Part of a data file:
## Start

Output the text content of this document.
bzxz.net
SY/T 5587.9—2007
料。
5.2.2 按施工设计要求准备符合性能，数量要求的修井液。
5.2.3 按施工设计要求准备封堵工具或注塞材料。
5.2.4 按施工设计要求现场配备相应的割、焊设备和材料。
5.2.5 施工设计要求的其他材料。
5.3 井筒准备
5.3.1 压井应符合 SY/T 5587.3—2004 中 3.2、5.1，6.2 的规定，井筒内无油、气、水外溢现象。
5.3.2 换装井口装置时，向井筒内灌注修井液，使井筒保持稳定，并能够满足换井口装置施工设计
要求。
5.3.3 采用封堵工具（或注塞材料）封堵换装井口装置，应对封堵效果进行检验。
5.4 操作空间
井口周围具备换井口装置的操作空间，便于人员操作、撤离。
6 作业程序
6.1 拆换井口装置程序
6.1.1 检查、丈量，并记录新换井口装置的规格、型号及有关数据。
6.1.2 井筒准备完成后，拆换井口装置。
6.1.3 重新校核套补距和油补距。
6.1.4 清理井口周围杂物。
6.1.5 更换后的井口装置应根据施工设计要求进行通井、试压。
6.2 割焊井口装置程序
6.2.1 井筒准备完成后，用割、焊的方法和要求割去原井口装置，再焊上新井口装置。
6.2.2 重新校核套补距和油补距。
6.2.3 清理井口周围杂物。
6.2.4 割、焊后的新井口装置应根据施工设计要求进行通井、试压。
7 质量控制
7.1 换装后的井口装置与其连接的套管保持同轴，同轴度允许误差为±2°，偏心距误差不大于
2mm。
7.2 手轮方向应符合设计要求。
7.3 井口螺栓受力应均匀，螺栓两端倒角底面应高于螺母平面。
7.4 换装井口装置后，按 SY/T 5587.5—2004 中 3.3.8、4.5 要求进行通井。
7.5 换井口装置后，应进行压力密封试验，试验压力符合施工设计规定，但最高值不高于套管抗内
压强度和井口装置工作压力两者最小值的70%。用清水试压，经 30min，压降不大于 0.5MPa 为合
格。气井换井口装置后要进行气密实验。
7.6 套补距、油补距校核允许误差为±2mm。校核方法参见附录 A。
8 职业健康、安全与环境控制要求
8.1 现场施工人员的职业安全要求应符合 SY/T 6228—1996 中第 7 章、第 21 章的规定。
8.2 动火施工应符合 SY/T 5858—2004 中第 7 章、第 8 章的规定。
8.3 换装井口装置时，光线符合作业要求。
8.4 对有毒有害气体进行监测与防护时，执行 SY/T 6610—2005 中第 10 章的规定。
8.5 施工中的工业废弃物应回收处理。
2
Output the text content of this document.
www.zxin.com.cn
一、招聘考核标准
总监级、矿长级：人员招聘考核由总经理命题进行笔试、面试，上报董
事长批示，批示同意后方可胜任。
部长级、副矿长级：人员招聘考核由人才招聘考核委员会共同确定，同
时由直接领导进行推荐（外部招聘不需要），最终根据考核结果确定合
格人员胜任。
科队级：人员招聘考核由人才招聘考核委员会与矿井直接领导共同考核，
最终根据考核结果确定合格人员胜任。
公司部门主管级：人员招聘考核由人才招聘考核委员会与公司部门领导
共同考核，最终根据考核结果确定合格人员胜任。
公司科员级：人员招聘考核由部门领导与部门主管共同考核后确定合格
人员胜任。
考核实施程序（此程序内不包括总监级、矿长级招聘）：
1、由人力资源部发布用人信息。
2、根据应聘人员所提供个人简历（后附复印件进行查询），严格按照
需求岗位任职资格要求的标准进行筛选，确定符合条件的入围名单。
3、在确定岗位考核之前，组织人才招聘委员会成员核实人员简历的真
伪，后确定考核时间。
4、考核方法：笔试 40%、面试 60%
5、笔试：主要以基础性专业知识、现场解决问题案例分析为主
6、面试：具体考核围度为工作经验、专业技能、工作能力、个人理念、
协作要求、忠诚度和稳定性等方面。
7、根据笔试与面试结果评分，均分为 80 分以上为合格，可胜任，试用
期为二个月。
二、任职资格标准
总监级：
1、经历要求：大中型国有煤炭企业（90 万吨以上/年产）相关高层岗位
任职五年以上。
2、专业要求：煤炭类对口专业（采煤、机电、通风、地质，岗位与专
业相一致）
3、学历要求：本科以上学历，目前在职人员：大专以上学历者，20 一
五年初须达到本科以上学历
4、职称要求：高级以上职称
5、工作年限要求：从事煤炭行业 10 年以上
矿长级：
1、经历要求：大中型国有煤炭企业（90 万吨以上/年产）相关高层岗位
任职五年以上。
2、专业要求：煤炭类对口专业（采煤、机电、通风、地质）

## End
## Start

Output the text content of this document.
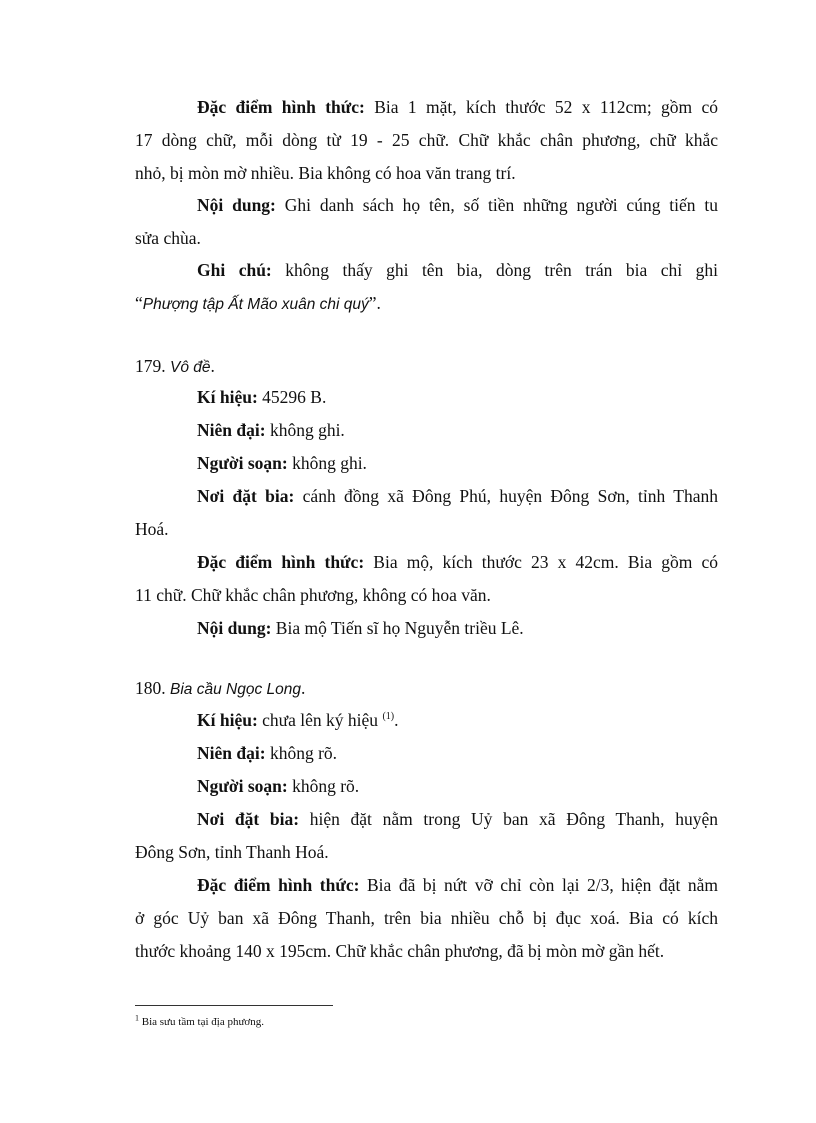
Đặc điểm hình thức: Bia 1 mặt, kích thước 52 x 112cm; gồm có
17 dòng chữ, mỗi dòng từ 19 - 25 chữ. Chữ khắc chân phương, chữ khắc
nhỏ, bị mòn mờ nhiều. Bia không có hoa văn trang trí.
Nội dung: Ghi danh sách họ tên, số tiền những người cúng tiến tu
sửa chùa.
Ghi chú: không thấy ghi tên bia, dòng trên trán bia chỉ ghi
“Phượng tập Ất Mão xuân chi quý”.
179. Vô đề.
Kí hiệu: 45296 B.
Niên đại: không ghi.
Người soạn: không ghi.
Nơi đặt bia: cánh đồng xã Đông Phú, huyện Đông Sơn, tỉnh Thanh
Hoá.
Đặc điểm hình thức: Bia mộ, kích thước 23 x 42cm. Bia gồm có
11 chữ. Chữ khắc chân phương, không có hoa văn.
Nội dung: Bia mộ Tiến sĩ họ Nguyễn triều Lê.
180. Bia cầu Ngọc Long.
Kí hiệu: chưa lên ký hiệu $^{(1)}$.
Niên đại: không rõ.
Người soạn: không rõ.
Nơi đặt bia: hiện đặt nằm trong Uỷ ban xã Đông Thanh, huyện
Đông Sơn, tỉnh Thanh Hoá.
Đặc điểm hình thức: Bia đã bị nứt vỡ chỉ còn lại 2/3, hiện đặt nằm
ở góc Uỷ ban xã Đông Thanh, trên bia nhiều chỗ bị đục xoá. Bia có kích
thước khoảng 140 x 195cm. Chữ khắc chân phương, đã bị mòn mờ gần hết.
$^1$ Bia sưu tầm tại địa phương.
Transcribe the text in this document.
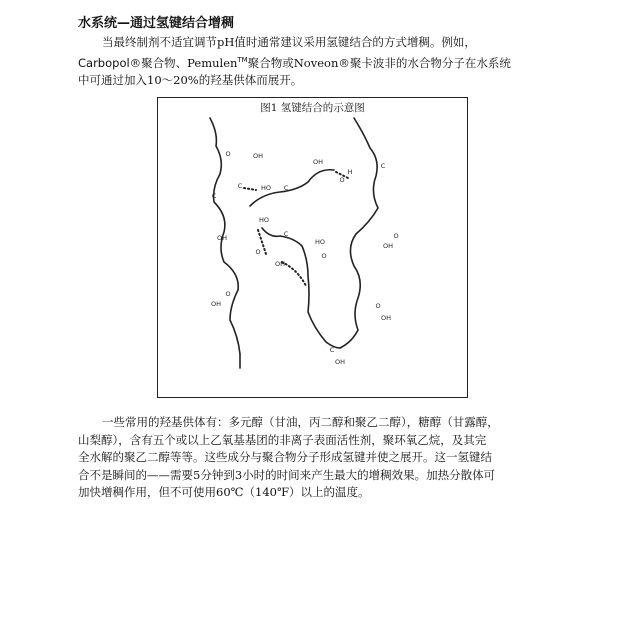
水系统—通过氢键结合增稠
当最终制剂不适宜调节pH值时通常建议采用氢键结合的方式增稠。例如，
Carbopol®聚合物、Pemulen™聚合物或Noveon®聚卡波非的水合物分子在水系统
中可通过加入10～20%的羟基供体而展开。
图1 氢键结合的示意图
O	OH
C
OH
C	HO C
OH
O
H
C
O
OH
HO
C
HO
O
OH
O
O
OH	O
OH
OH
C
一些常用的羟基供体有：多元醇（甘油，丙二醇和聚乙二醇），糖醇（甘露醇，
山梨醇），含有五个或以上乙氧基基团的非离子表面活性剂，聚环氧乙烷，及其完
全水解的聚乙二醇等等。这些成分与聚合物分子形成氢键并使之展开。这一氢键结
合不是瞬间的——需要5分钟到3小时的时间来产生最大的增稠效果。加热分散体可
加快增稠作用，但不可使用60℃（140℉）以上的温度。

## End

Return only the count of lines in the records that hold the word "章的规定".

ANSWER FOR THE TASK: 3